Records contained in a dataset

= = = = = = =

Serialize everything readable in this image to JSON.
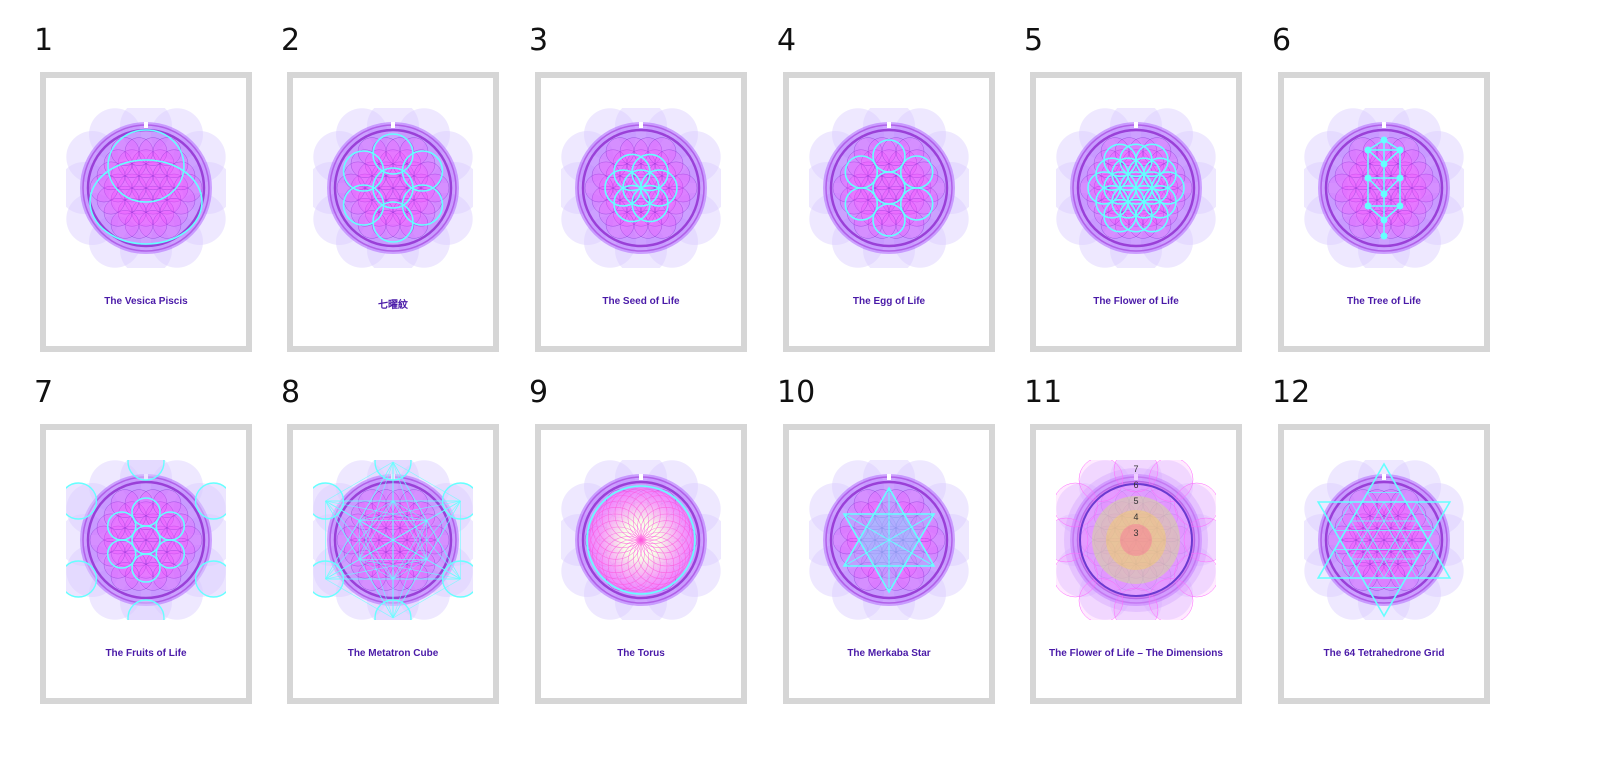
{
  "cards": [
    {
      "number": "1",
      "title": "The Vesica Piscis",
      "motif": "vesica"
    },
    {
      "number": "2",
      "title": "七曜紋",
      "motif": "seven"
    },
    {
      "number": "3",
      "title": "The Seed of Life",
      "motif": "seed"
    },
    {
      "number": "4",
      "title": "The Egg of Life",
      "motif": "egg"
    },
    {
      "number": "5",
      "title": "The Flower of Life",
      "motif": "flower"
    },
    {
      "number": "6",
      "title": "The Tree of Life",
      "motif": "tree"
    },
    {
      "number": "7",
      "title": "The Fruits of Life",
      "motif": "fruits"
    },
    {
      "number": "8",
      "title": "The Metatron Cube",
      "motif": "metatron"
    },
    {
      "number": "9",
      "title": "The Torus",
      "motif": "torus"
    },
    {
      "number": "10",
      "title": "The Merkaba Star",
      "motif": "merkaba"
    },
    {
      "number": "11",
      "title": "The Flower of Life – The Dimensions",
      "motif": "dimensions",
      "dimension_labels": [
        "7",
        "6",
        "5",
        "4",
        "3"
      ]
    },
    {
      "number": "12",
      "title": "The 64 Tetrahedrone Grid",
      "motif": "tetra64"
    }
  ],
  "colors": {
    "frame": "#d6d6d6",
    "title": "#4a1aa8",
    "magenta": "#ff3cff",
    "violet": "#b066ff",
    "lavender": "#d9ccff",
    "cyan": "#66ffff"
  }
}
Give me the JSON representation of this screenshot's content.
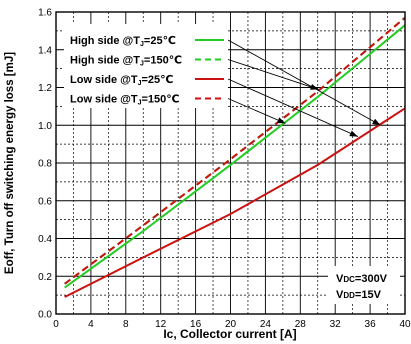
{
  "chart_data": {
    "type": "line",
    "title": "",
    "xlabel": "Ic, Collector current [A]",
    "ylabel": "Eoff, Turn off switching energy loss [mJ]",
    "xlim": [
      0,
      40
    ],
    "ylim": [
      0.0,
      1.6
    ],
    "x_ticks": [
      0,
      4,
      8,
      12,
      16,
      20,
      24,
      28,
      32,
      36,
      40
    ],
    "x_tick_labels": [
      "0",
      "4",
      "8",
      "12",
      "16",
      "20",
      "24",
      "28",
      "32",
      "36",
      "40"
    ],
    "y_ticks": [
      0.0,
      0.2,
      0.4,
      0.6,
      0.8,
      1.0,
      1.2,
      1.4,
      1.6
    ],
    "y_tick_labels": [
      "0.0",
      "0.2",
      "0.4",
      "0.6",
      "0.8",
      "1.0",
      "1.2",
      "1.4",
      "1.6"
    ],
    "grid": "dashed-minor",
    "legend_position": "top-left",
    "series": [
      {
        "name": "High side @TJ=25℃",
        "label_main": "High side @T",
        "label_sub": "J",
        "label_tail": "=25℃",
        "color": "#22cc22",
        "dash": "solid",
        "x": [
          1,
          10,
          20,
          30,
          40
        ],
        "y": [
          0.14,
          0.44,
          0.79,
          1.15,
          1.53
        ]
      },
      {
        "name": "High side @TJ=150℃",
        "label_main": "High side @T",
        "label_sub": "J",
        "label_tail": "=150℃",
        "color": "#22cc22",
        "dash": "dashed",
        "x": [
          1,
          10,
          20,
          30,
          40
        ],
        "y": [
          0.16,
          0.47,
          0.82,
          1.18,
          1.57
        ]
      },
      {
        "name": "Low side @TJ=25℃",
        "label_main": "Low side @T",
        "label_sub": "J",
        "label_tail": "=25℃",
        "color": "#cc1111",
        "dash": "solid",
        "x": [
          1,
          10,
          20,
          30,
          40
        ],
        "y": [
          0.09,
          0.3,
          0.53,
          0.79,
          1.09
        ]
      },
      {
        "name": "Low side @TJ=150℃",
        "label_main": "Low side @T",
        "label_sub": "J",
        "label_tail": "=150℃",
        "color": "#cc1111",
        "dash": "dashed",
        "x": [
          1,
          10,
          20,
          30,
          40
        ],
        "y": [
          0.16,
          0.47,
          0.82,
          1.18,
          1.57
        ]
      }
    ],
    "annotations": {
      "vdc_main": "V",
      "vdc_sub": "DC",
      "vdc_tail": "=300V",
      "vdd_main": "V",
      "vdd_sub": "DD",
      "vdd_tail": "=15V"
    },
    "arrows": [
      {
        "from_series": 0,
        "to_x": 37.2,
        "to_y": 1.0
      },
      {
        "from_series": 1,
        "to_x": 30.1,
        "to_y": 1.19
      },
      {
        "from_series": 2,
        "to_x": 34.6,
        "to_y": 0.94
      },
      {
        "from_series": 3,
        "to_x": 26.3,
        "to_y": 1.01
      }
    ]
  }
}
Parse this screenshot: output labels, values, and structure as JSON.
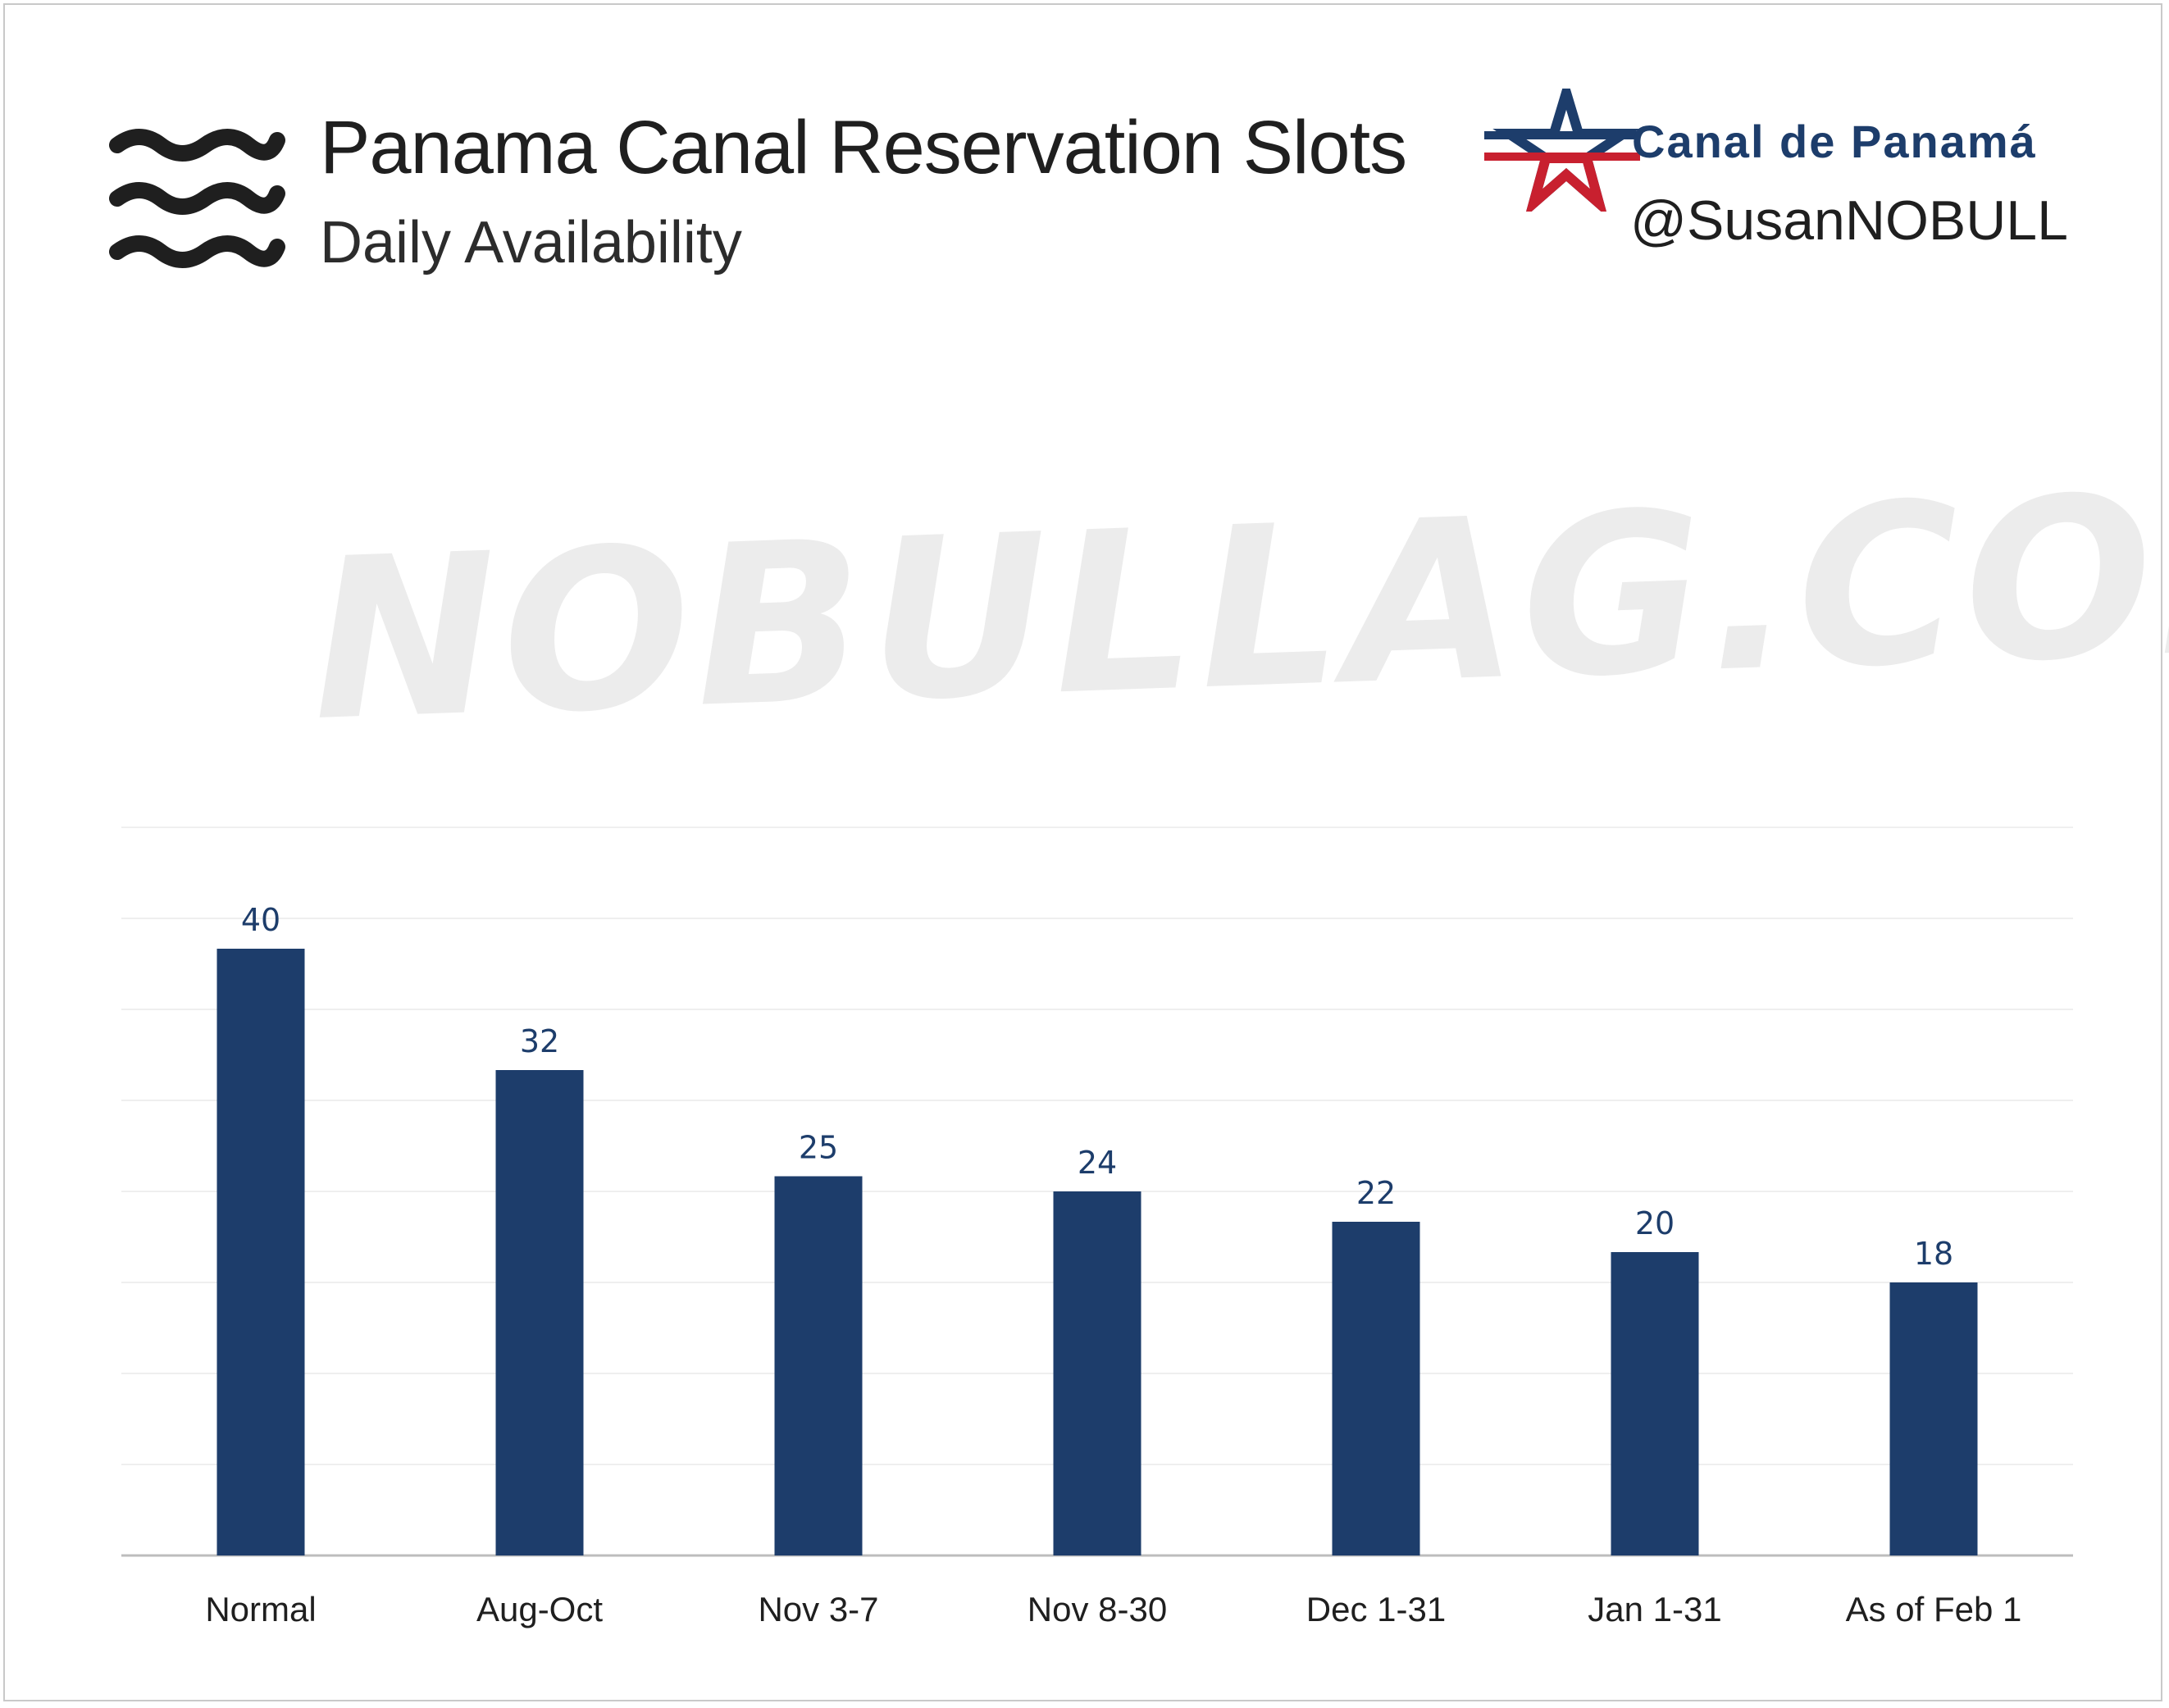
{
  "header": {
    "title": "Panama Canal Reservation Slots",
    "subtitle": "Daily Availability",
    "logo_text": "Canal de Panamá",
    "handle": "@SusanNOBULL"
  },
  "watermark": "NOBULLAG.COM",
  "colors": {
    "bar": "#1d3d6b",
    "logo_blue": "#1d3d6b",
    "logo_red": "#c8202f"
  },
  "icons": [
    "waves-icon",
    "star-logo-icon"
  ],
  "chart_data": {
    "type": "bar",
    "title": "Panama Canal Reservation Slots",
    "subtitle": "Daily Availability",
    "categories": [
      "Normal",
      "Aug-Oct",
      "Nov 3-7",
      "Nov 8-30",
      "Dec 1-31",
      "Jan 1-31",
      "As of Feb 1"
    ],
    "values": [
      40,
      32,
      25,
      24,
      22,
      20,
      18
    ],
    "ylim": [
      0,
      48
    ],
    "grid": true,
    "data_labels": true
  }
}
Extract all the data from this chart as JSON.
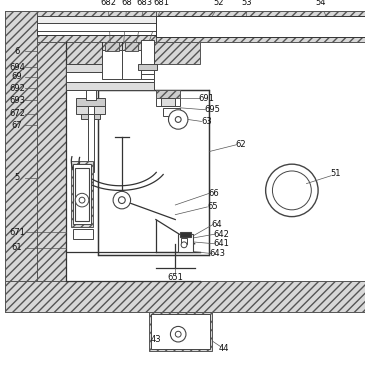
{
  "bg_color": "#ffffff",
  "hatch_color": "#888888",
  "line_color": "#333333",
  "figsize": [
    3.7,
    3.75
  ],
  "dpi": 100
}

= = = = = = =

*Directions*
Copy every line of the data exactly as written, excluding the pictures.

*Written response*
Serialize everything readable in this image to JSON.
{
  "cards": [
    {
      "number": "1",
      "title": "The Vesica Piscis",
      "motif": "vesica"
    },
    {
      "number": "2",
      "title": "七曜紋",
      "motif": "seven"
    },
    {
      "number": "3",
      "title": "The Seed of Life",
      "motif": "seed"
    },
    {
      "number": "4",
      "title": "The Egg of Life",
      "motif": "egg"
    },
    {
      "number": "5",
      "title": "The Flower of Life",
      "motif": "flower"
    },
    {
      "number": "6",
      "title": "The Tree of Life",
      "motif": "tree"
    },
    {
      "number": "7",
      "title": "The Fruits of Life",
      "motif": "fruits"
    },
    {
      "number": "8",
      "title": "The Metatron Cube",
      "motif": "metatron"
    },
    {
      "number": "9",
      "title": "The Torus",
      "motif": "torus"
    },
    {
      "number": "10",
      "title": "The Merkaba Star",
      "motif": "merkaba"
    },
    {
      "number": "11",
      "title": "The Flower of Life – The Dimensions",
      "motif": "dimensions",
      "dimension_labels": [
        "7",
        "6",
        "5",
        "4",
        "3"
      ]
    },
    {
      "number": "12",
      "title": "The 64 Tetrahedrone Grid",
      "motif": "tetra64"
    }
  ],
  "colors": {
    "frame": "#d6d6d6",
    "title": "#4a1aa8",
    "magenta": "#ff3cff",
    "violet": "#b066ff",
    "lavender": "#d9ccff",
    "cyan": "#66ffff"
  }
}
Give me the JSON representation of this screenshot's content.
{
  "chart_data": {
    "type": "line",
    "title": "",
    "xlabel": "Ic, Collector current [A]",
    "ylabel": "Eoff, Turn off switching energy loss [mJ]",
    "xlim": [
      0,
      40
    ],
    "ylim": [
      0.0,
      1.6
    ],
    "x_ticks": [
      0,
      4,
      8,
      12,
      16,
      20,
      24,
      28,
      32,
      36,
      40
    ],
    "x_tick_labels": [
      "0",
      "4",
      "8",
      "12",
      "16",
      "20",
      "24",
      "28",
      "32",
      "36",
      "40"
    ],
    "y_ticks": [
      0.0,
      0.2,
      0.4,
      0.6,
      0.8,
      1.0,
      1.2,
      1.4,
      1.6
    ],
    "y_tick_labels": [
      "0.0",
      "0.2",
      "0.4",
      "0.6",
      "0.8",
      "1.0",
      "1.2",
      "1.4",
      "1.6"
    ],
    "grid": "dashed-minor",
    "legend_position": "top-left",
    "series": [
      {
        "name": "High side @TJ=25℃",
        "label_main": "High side @T",
        "label_sub": "J",
        "label_tail": "=25℃",
        "color": "#22cc22",
        "dash": "solid",
        "x": [
          1,
          10,
          20,
          30,
          40
        ],
        "y": [
          0.14,
          0.44,
          0.79,
          1.15,
          1.53
        ]
      },
      {
        "name": "High side @TJ=150℃",
        "label_main": "High side @T",
        "label_sub": "J",
        "label_tail": "=150℃",
        "color": "#22cc22",
        "dash": "dashed",
        "x": [
          1,
          10,
          20,
          30,
          40
        ],
        "y": [
          0.16,
          0.47,
          0.82,
          1.18,
          1.57
        ]
      },
      {
        "name": "Low side @TJ=25℃",
        "label_main": "Low side @T",
        "label_sub": "J",
        "label_tail": "=25℃",
        "color": "#cc1111",
        "dash": "solid",
        "x": [
          1,
          10,
          20,
          30,
          40
        ],
        "y": [
          0.09,
          0.3,
          0.53,
          0.79,
          1.09
        ]
      },
      {
        "name": "Low side @TJ=150℃",
        "label_main": "Low side @T",
        "label_sub": "J",
        "label_tail": "=150℃",
        "color": "#cc1111",
        "dash": "dashed",
        "x": [
          1,
          10,
          20,
          30,
          40
        ],
        "y": [
          0.16,
          0.47,
          0.82,
          1.18,
          1.57
        ]
      }
    ],
    "annotations": {
      "vdc_main": "V",
      "vdc_sub": "DC",
      "vdc_tail": "=300V",
      "vdd_main": "V",
      "vdd_sub": "DD",
      "vdd_tail": "=15V"
    },
    "arrows": [
      {
        "from_series": 0,
        "to_x": 37.2,
        "to_y": 1.0
      },
      {
        "from_series": 1,
        "to_x": 30.1,
        "to_y": 1.19
      },
      {
        "from_series": 2,
        "to_x": 34.6,
        "to_y": 0.94
      },
      {
        "from_series": 3,
        "to_x": 26.3,
        "to_y": 1.01
      }
    ]
  }
}
Parse this screenshot: output labels, values, and structure as JSON.
{
  "header": {
    "title": "Panama Canal Reservation Slots",
    "subtitle": "Daily Availability",
    "logo_text": "Canal de Panamá",
    "handle": "@SusanNOBULL"
  },
  "watermark": "NOBULLAG.COM",
  "colors": {
    "bar": "#1d3d6b",
    "logo_blue": "#1d3d6b",
    "logo_red": "#c8202f"
  },
  "icons": [
    "waves-icon",
    "star-logo-icon"
  ],
  "chart_data": {
    "type": "bar",
    "title": "Panama Canal Reservation Slots",
    "subtitle": "Daily Availability",
    "categories": [
      "Normal",
      "Aug-Oct",
      "Nov 3-7",
      "Nov 8-30",
      "Dec 1-31",
      "Jan 1-31",
      "As of Feb 1"
    ],
    "values": [
      40,
      32,
      25,
      24,
      22,
      20,
      18
    ],
    "ylim": [
      0,
      48
    ],
    "grid": true,
    "data_labels": true
  }
}
Extract all the data from this chart as JSON.
{
  "bg_color": "#ffffff",
  "hatch_color": "#888888",
  "line_color": "#333333",
  "figsize": [
    3.7,
    3.75
  ],
  "dpi": 100
}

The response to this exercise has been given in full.